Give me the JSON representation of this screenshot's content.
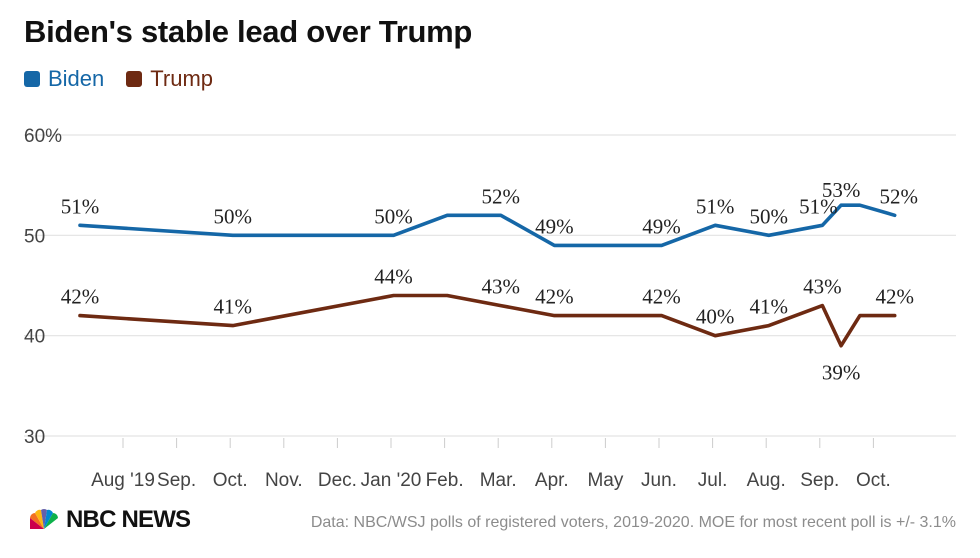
{
  "chart_data": {
    "type": "line",
    "title": "Biden's stable lead over Trump",
    "x": [
      "2019-07",
      "2019-10",
      "2020-01",
      "2020-02",
      "2020-03",
      "2020-04",
      "2020-06",
      "2020-07",
      "2020-08",
      "2020-09",
      "2020-10a",
      "2020-10b",
      "2020-10c"
    ],
    "x_label_positions_note": "",
    "series": [
      {
        "name": "Biden",
        "color": "#1567a7",
        "points": [
          {
            "t": 0.0,
            "v": 51,
            "label": "51%"
          },
          {
            "t": 2.85,
            "v": 50,
            "label": "50%"
          },
          {
            "t": 5.85,
            "v": 50,
            "label": "50%"
          },
          {
            "t": 6.85,
            "v": 52
          },
          {
            "t": 7.85,
            "v": 52,
            "label": "52%"
          },
          {
            "t": 8.85,
            "v": 49,
            "label": "49%"
          },
          {
            "t": 10.85,
            "v": 49,
            "label": "49%"
          },
          {
            "t": 11.85,
            "v": 51,
            "label": "51%"
          },
          {
            "t": 12.85,
            "v": 50,
            "label": "50%"
          },
          {
            "t": 13.85,
            "v": 51,
            "label": "51%"
          },
          {
            "t": 14.2,
            "v": 53,
            "label": "53%"
          },
          {
            "t": 14.55,
            "v": 53
          },
          {
            "t": 15.2,
            "v": 52,
            "label": "52%"
          }
        ]
      },
      {
        "name": "Trump",
        "color": "#6e2a12",
        "points": [
          {
            "t": 0.0,
            "v": 42,
            "label": "42%"
          },
          {
            "t": 2.85,
            "v": 41,
            "label": "41%"
          },
          {
            "t": 5.85,
            "v": 44,
            "label": "44%"
          },
          {
            "t": 6.85,
            "v": 44
          },
          {
            "t": 7.85,
            "v": 43,
            "label": "43%"
          },
          {
            "t": 8.85,
            "v": 42,
            "label": "42%"
          },
          {
            "t": 10.85,
            "v": 42,
            "label": "42%"
          },
          {
            "t": 11.85,
            "v": 40,
            "label": "40%"
          },
          {
            "t": 12.85,
            "v": 41,
            "label": "41%"
          },
          {
            "t": 13.85,
            "v": 43,
            "label": "43%"
          },
          {
            "t": 14.2,
            "v": 39,
            "label": "39%"
          },
          {
            "t": 14.55,
            "v": 42
          },
          {
            "t": 15.2,
            "v": 42,
            "label": "42%"
          }
        ]
      }
    ],
    "x_ticks": [
      "Aug '19",
      "Sep.",
      "Oct.",
      "Nov.",
      "Dec.",
      "Jan '20",
      "Feb.",
      "Mar.",
      "Apr.",
      "May",
      "Jun.",
      "Jul.",
      "Aug.",
      "Sep.",
      "Oct."
    ],
    "y_ticks": [
      "60%",
      "50",
      "40",
      "30"
    ],
    "y_tick_values": [
      60,
      50,
      40,
      30
    ],
    "ylim": [
      30,
      60
    ],
    "grid": "horizontal",
    "legend_placement": "top-left"
  },
  "legend": {
    "biden": "Biden",
    "trump": "Trump"
  },
  "footer": {
    "logo": "NBC NEWS",
    "source": "Data: NBC/WSJ polls of registered voters, 2019-2020. MOE for most recent poll is +/- 3.1%"
  },
  "colors": {
    "biden": "#1567a7",
    "trump": "#6e2a12",
    "grid": "#e3e3e3"
  }
}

◆ ◆ ◆ ◆

= Aim of the exercise =
Pictures in the records should not appear in your copy, but everything else must be transcribed exactly.

= Complete response =
Give me the JSON representation of this screenshot's content.
{
  "chart_data": {
    "type": "line",
    "title": "Biden's stable lead over Trump",
    "x": [
      "2019-07",
      "2019-10",
      "2020-01",
      "2020-02",
      "2020-03",
      "2020-04",
      "2020-06",
      "2020-07",
      "2020-08",
      "2020-09",
      "2020-10a",
      "2020-10b",
      "2020-10c"
    ],
    "x_label_positions_note": "",
    "series": [
      {
        "name": "Biden",
        "color": "#1567a7",
        "points": [
          {
            "t": 0.0,
            "v": 51,
            "label": "51%"
          },
          {
            "t": 2.85,
            "v": 50,
            "label": "50%"
          },
          {
            "t": 5.85,
            "v": 50,
            "label": "50%"
          },
          {
            "t": 6.85,
            "v": 52
          },
          {
            "t": 7.85,
            "v": 52,
            "label": "52%"
          },
          {
            "t": 8.85,
            "v": 49,
            "label": "49%"
          },
          {
            "t": 10.85,
            "v": 49,
            "label": "49%"
          },
          {
            "t": 11.85,
            "v": 51,
            "label": "51%"
          },
          {
            "t": 12.85,
            "v": 50,
            "label": "50%"
          },
          {
            "t": 13.85,
            "v": 51,
            "label": "51%"
          },
          {
            "t": 14.2,
            "v": 53,
            "label": "53%"
          },
          {
            "t": 14.55,
            "v": 53
          },
          {
            "t": 15.2,
            "v": 52,
            "label": "52%"
          }
        ]
      },
      {
        "name": "Trump",
        "color": "#6e2a12",
        "points": [
          {
            "t": 0.0,
            "v": 42,
            "label": "42%"
          },
          {
            "t": 2.85,
            "v": 41,
            "label": "41%"
          },
          {
            "t": 5.85,
            "v": 44,
            "label": "44%"
          },
          {
            "t": 6.85,
            "v": 44
          },
          {
            "t": 7.85,
            "v": 43,
            "label": "43%"
          },
          {
            "t": 8.85,
            "v": 42,
            "label": "42%"
          },
          {
            "t": 10.85,
            "v": 42,
            "label": "42%"
          },
          {
            "t": 11.85,
            "v": 40,
            "label": "40%"
          },
          {
            "t": 12.85,
            "v": 41,
            "label": "41%"
          },
          {
            "t": 13.85,
            "v": 43,
            "label": "43%"
          },
          {
            "t": 14.2,
            "v": 39,
            "label": "39%"
          },
          {
            "t": 14.55,
            "v": 42
          },
          {
            "t": 15.2,
            "v": 42,
            "label": "42%"
          }
        ]
      }
    ],
    "x_ticks": [
      "Aug '19",
      "Sep.",
      "Oct.",
      "Nov.",
      "Dec.",
      "Jan '20",
      "Feb.",
      "Mar.",
      "Apr.",
      "May",
      "Jun.",
      "Jul.",
      "Aug.",
      "Sep.",
      "Oct."
    ],
    "y_ticks": [
      "60%",
      "50",
      "40",
      "30"
    ],
    "y_tick_values": [
      60,
      50,
      40,
      30
    ],
    "ylim": [
      30,
      60
    ],
    "grid": "horizontal",
    "legend_placement": "top-left"
  },
  "legend": {
    "biden": "Biden",
    "trump": "Trump"
  },
  "footer": {
    "logo": "NBC NEWS",
    "source": "Data: NBC/WSJ polls of registered voters, 2019-2020. MOE for most recent poll is +/- 3.1%"
  },
  "colors": {
    "biden": "#1567a7",
    "trump": "#6e2a12",
    "grid": "#e3e3e3"
  }
}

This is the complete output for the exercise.